= YOUR OBJECTIVE =
Skip the pictures. Repeat everything else in the records word for word.

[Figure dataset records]
========================

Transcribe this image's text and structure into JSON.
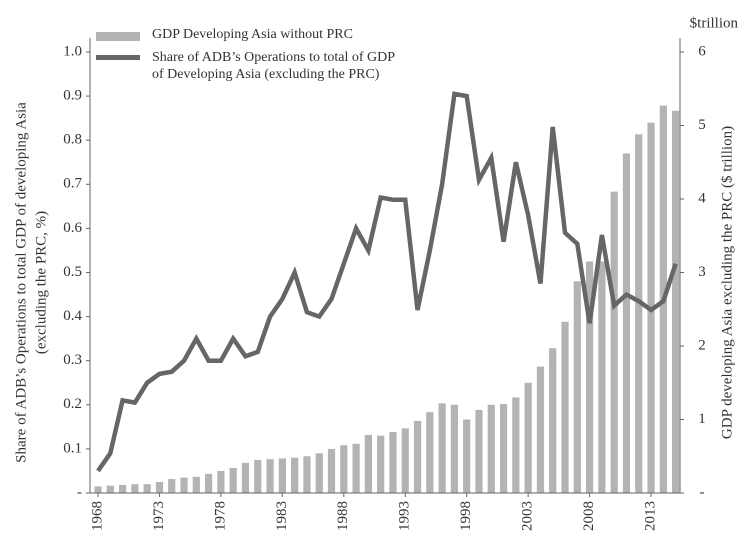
{
  "chart_data": {
    "type": "bar_line",
    "ylabel": [
      "Share of ADB’s Operations to total GDP of developing Asia",
      "(excluding the PRC, %)"
    ],
    "y2label": "GDP developing Asia excluding the PRC ($ trillion)",
    "y2unit": "$trillion",
    "categories": [
      "1968",
      null,
      null,
      null,
      null,
      "1973",
      null,
      null,
      null,
      null,
      "1978",
      null,
      null,
      null,
      null,
      "1983",
      null,
      null,
      null,
      null,
      "1988",
      null,
      null,
      null,
      null,
      "1993",
      null,
      null,
      null,
      null,
      "1998",
      null,
      null,
      null,
      null,
      "2003",
      null,
      null,
      null,
      null,
      "2008",
      null,
      null,
      null,
      null,
      "2013",
      null,
      null
    ],
    "series": [
      {
        "name": "GDP Developing Asia without PRC",
        "color": "#b3b3b3",
        "kind": "bar",
        "axis": "y2",
        "values": [
          0.09,
          0.1,
          0.11,
          0.12,
          0.12,
          0.15,
          0.19,
          0.21,
          0.22,
          0.26,
          0.3,
          0.34,
          0.41,
          0.45,
          0.46,
          0.47,
          0.48,
          0.5,
          0.54,
          0.6,
          0.65,
          0.67,
          0.79,
          0.78,
          0.83,
          0.88,
          0.98,
          1.1,
          1.22,
          1.2,
          1.0,
          1.13,
          1.2,
          1.21,
          1.3,
          1.5,
          1.72,
          1.97,
          2.33,
          2.88,
          3.15,
          3.15,
          4.1,
          4.62,
          4.88,
          5.04,
          5.27,
          5.2
        ]
      },
      {
        "name": "Share of ADB’s Operations to total of GDP of Developing Asia (excluding the PRC)",
        "color": "#666666",
        "kind": "line",
        "values": [
          0.05,
          0.09,
          0.21,
          0.205,
          0.25,
          0.27,
          0.275,
          0.3,
          0.35,
          0.3,
          0.3,
          0.35,
          0.31,
          0.32,
          0.4,
          0.44,
          0.5,
          0.41,
          0.4,
          0.44,
          0.52,
          0.6,
          0.55,
          0.67,
          0.665,
          0.665,
          0.415,
          0.55,
          0.7,
          0.905,
          0.9,
          0.71,
          0.76,
          0.57,
          0.75,
          0.63,
          0.475,
          0.83,
          0.59,
          0.565,
          0.385,
          0.585,
          0.425,
          0.45,
          0.435,
          0.415,
          0.435,
          0.52
        ]
      }
    ],
    "ylim": [
      0,
      1
    ],
    "yticks": [
      {
        "value": 0,
        "label": "-"
      },
      0.1,
      0.2,
      0.3,
      0.4,
      0.5,
      0.6,
      0.7,
      0.8,
      0.9,
      {
        "value": 1,
        "label": "1.0"
      }
    ],
    "y2lim": [
      0,
      6
    ],
    "y2ticks": [
      {
        "value": 0,
        "label": "-"
      },
      1,
      2,
      3,
      4,
      5,
      6
    ],
    "grid": false
  }
}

========================

= FINAL ANSWER =
Transcribe this image's text and structure into JSON.
{
  "chart_data": {
    "type": "bar_line",
    "ylabel": [
      "Share of ADB’s Operations to total GDP of developing Asia",
      "(excluding the PRC, %)"
    ],
    "y2label": "GDP developing Asia excluding the PRC ($ trillion)",
    "y2unit": "$trillion",
    "categories": [
      "1968",
      null,
      null,
      null,
      null,
      "1973",
      null,
      null,
      null,
      null,
      "1978",
      null,
      null,
      null,
      null,
      "1983",
      null,
      null,
      null,
      null,
      "1988",
      null,
      null,
      null,
      null,
      "1993",
      null,
      null,
      null,
      null,
      "1998",
      null,
      null,
      null,
      null,
      "2003",
      null,
      null,
      null,
      null,
      "2008",
      null,
      null,
      null,
      null,
      "2013",
      null,
      null
    ],
    "series": [
      {
        "name": "GDP Developing Asia without PRC",
        "color": "#b3b3b3",
        "kind": "bar",
        "axis": "y2",
        "values": [
          0.09,
          0.1,
          0.11,
          0.12,
          0.12,
          0.15,
          0.19,
          0.21,
          0.22,
          0.26,
          0.3,
          0.34,
          0.41,
          0.45,
          0.46,
          0.47,
          0.48,
          0.5,
          0.54,
          0.6,
          0.65,
          0.67,
          0.79,
          0.78,
          0.83,
          0.88,
          0.98,
          1.1,
          1.22,
          1.2,
          1.0,
          1.13,
          1.2,
          1.21,
          1.3,
          1.5,
          1.72,
          1.97,
          2.33,
          2.88,
          3.15,
          3.15,
          4.1,
          4.62,
          4.88,
          5.04,
          5.27,
          5.2
        ]
      },
      {
        "name": "Share of ADB’s Operations to total of GDP of Developing Asia (excluding the PRC)",
        "color": "#666666",
        "kind": "line",
        "values": [
          0.05,
          0.09,
          0.21,
          0.205,
          0.25,
          0.27,
          0.275,
          0.3,
          0.35,
          0.3,
          0.3,
          0.35,
          0.31,
          0.32,
          0.4,
          0.44,
          0.5,
          0.41,
          0.4,
          0.44,
          0.52,
          0.6,
          0.55,
          0.67,
          0.665,
          0.665,
          0.415,
          0.55,
          0.7,
          0.905,
          0.9,
          0.71,
          0.76,
          0.57,
          0.75,
          0.63,
          0.475,
          0.83,
          0.59,
          0.565,
          0.385,
          0.585,
          0.425,
          0.45,
          0.435,
          0.415,
          0.435,
          0.52
        ]
      }
    ],
    "ylim": [
      0,
      1
    ],
    "yticks": [
      {
        "value": 0,
        "label": "-"
      },
      0.1,
      0.2,
      0.3,
      0.4,
      0.5,
      0.6,
      0.7,
      0.8,
      0.9,
      {
        "value": 1,
        "label": "1.0"
      }
    ],
    "y2lim": [
      0,
      6
    ],
    "y2ticks": [
      {
        "value": 0,
        "label": "-"
      },
      1,
      2,
      3,
      4,
      5,
      6
    ],
    "grid": false
  }
}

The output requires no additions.